### GIVEN REQUEST:
Without skipping anything, write out each record below exactly.

Saved entries
--
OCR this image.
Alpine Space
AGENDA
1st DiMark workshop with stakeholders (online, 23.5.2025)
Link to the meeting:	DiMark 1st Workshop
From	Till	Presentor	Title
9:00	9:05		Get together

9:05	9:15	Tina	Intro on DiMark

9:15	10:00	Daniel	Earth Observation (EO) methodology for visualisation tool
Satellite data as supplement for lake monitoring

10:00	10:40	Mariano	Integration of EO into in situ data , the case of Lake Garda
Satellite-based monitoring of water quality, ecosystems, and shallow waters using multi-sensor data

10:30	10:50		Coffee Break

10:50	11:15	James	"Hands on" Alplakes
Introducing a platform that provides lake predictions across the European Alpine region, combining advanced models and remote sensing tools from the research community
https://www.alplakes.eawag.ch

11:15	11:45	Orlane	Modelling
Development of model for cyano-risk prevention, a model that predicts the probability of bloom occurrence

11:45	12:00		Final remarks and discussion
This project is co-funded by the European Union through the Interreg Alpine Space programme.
--
### OUTPUT FOR THIS TASK:
OCR this image.
Alpine Space
AGENDA
1st DiMark workshop with stakeholders (online, 23.5.2025)
Link to the meeting:	DiMark 1st Workshop
From	Till	Presentor	Title
9:00	9:05		Get together

9:05	9:15	Tina	Intro on DiMark

9:15	10:00	Daniel	Earth Observation (EO) methodology for visualisation tool
Satellite data as supplement for lake monitoring

10:00	10:40	Mariano	Integration of EO into in situ data , the case of Lake Garda
Satellite-based monitoring of water quality, ecosystems, and shallow waters using multi-sensor data

10:30	10:50		Coffee Break

10:50	11:15	James	"Hands on" Alplakes
Introducing a platform that provides lake predictions across the European Alpine region, combining advanced models and remote sensing tools from the research community
https://www.alplakes.eawag.ch

11:15	11:45	Orlane	Modelling
Development of model for cyano-risk prevention, a model that predicts the probability of bloom occurrence

11:45	12:00		Final remarks and discussion
This project is co-funded by the European Union through the Interreg Alpine Space programme.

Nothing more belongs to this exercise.